● **GIVEN TASK**
The records that follow must be reproduced in full, exactly as written.

● **SOURCE RECORDS**
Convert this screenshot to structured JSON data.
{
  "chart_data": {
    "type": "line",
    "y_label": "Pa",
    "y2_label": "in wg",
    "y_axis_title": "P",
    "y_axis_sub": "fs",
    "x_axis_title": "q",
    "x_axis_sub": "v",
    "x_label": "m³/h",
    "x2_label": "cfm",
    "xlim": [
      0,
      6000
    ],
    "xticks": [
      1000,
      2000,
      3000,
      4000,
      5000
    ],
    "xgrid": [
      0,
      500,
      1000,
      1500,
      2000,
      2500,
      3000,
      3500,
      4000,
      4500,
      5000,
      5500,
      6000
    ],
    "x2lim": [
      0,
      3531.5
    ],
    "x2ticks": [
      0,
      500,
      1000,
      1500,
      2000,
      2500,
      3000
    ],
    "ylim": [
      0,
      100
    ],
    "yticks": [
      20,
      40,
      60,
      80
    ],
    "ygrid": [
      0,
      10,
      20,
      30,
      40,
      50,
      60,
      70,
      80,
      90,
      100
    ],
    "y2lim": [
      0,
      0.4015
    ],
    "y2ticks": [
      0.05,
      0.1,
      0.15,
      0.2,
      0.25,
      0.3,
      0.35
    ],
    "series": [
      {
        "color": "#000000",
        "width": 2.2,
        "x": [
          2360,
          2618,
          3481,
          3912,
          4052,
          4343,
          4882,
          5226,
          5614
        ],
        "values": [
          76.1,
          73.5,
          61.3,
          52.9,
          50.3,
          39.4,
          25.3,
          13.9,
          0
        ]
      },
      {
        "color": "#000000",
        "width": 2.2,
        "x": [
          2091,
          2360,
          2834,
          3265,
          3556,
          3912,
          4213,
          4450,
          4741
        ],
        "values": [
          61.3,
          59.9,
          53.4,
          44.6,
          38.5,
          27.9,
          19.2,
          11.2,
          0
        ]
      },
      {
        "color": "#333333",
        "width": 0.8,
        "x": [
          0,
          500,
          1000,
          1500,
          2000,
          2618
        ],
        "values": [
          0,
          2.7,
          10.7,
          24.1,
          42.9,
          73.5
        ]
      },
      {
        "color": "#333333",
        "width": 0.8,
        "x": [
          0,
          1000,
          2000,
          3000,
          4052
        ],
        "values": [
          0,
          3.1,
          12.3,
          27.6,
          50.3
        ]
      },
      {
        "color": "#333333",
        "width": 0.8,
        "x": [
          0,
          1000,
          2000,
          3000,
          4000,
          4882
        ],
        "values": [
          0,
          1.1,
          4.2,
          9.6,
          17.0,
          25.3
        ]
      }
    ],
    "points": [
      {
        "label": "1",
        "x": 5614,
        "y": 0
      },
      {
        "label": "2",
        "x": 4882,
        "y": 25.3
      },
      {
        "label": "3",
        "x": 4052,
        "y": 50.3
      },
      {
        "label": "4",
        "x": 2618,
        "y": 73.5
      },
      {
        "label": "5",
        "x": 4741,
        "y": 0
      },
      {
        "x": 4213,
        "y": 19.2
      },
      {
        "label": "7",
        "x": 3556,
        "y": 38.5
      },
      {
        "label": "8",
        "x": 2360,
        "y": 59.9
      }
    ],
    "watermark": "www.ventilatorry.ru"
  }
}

● **RESPONSE TO THE TASK**
Convert this screenshot to structured JSON data.
{
  "chart_data": {
    "type": "line",
    "y_label": "Pa",
    "y2_label": "in wg",
    "y_axis_title": "P",
    "y_axis_sub": "fs",
    "x_axis_title": "q",
    "x_axis_sub": "v",
    "x_label": "m³/h",
    "x2_label": "cfm",
    "xlim": [
      0,
      6000
    ],
    "xticks": [
      1000,
      2000,
      3000,
      4000,
      5000
    ],
    "xgrid": [
      0,
      500,
      1000,
      1500,
      2000,
      2500,
      3000,
      3500,
      4000,
      4500,
      5000,
      5500,
      6000
    ],
    "x2lim": [
      0,
      3531.5
    ],
    "x2ticks": [
      0,
      500,
      1000,
      1500,
      2000,
      2500,
      3000
    ],
    "ylim": [
      0,
      100
    ],
    "yticks": [
      20,
      40,
      60,
      80
    ],
    "ygrid": [
      0,
      10,
      20,
      30,
      40,
      50,
      60,
      70,
      80,
      90,
      100
    ],
    "y2lim": [
      0,
      0.4015
    ],
    "y2ticks": [
      0.05,
      0.1,
      0.15,
      0.2,
      0.25,
      0.3,
      0.35
    ],
    "series": [
      {
        "color": "#000000",
        "width": 2.2,
        "x": [
          2360,
          2618,
          3481,
          3912,
          4052,
          4343,
          4882,
          5226,
          5614
        ],
        "values": [
          76.1,
          73.5,
          61.3,
          52.9,
          50.3,
          39.4,
          25.3,
          13.9,
          0
        ]
      },
      {
        "color": "#000000",
        "width": 2.2,
        "x": [
          2091,
          2360,
          2834,
          3265,
          3556,
          3912,
          4213,
          4450,
          4741
        ],
        "values": [
          61.3,
          59.9,
          53.4,
          44.6,
          38.5,
          27.9,
          19.2,
          11.2,
          0
        ]
      },
      {
        "color": "#333333",
        "width": 0.8,
        "x": [
          0,
          500,
          1000,
          1500,
          2000,
          2618
        ],
        "values": [
          0,
          2.7,
          10.7,
          24.1,
          42.9,
          73.5
        ]
      },
      {
        "color": "#333333",
        "width": 0.8,
        "x": [
          0,
          1000,
          2000,
          3000,
          4052
        ],
        "values": [
          0,
          3.1,
          12.3,
          27.6,
          50.3
        ]
      },
      {
        "color": "#333333",
        "width": 0.8,
        "x": [
          0,
          1000,
          2000,
          3000,
          4000,
          4882
        ],
        "values": [
          0,
          1.1,
          4.2,
          9.6,
          17.0,
          25.3
        ]
      }
    ],
    "points": [
      {
        "label": "1",
        "x": 5614,
        "y": 0
      },
      {
        "label": "2",
        "x": 4882,
        "y": 25.3
      },
      {
        "label": "3",
        "x": 4052,
        "y": 50.3
      },
      {
        "label": "4",
        "x": 2618,
        "y": 73.5
      },
      {
        "label": "5",
        "x": 4741,
        "y": 0
      },
      {
        "x": 4213,
        "y": 19.2
      },
      {
        "label": "7",
        "x": 3556,
        "y": 38.5
      },
      {
        "label": "8",
        "x": 2360,
        "y": 59.9
      }
    ],
    "watermark": "www.ventilatorry.ru"
  }
}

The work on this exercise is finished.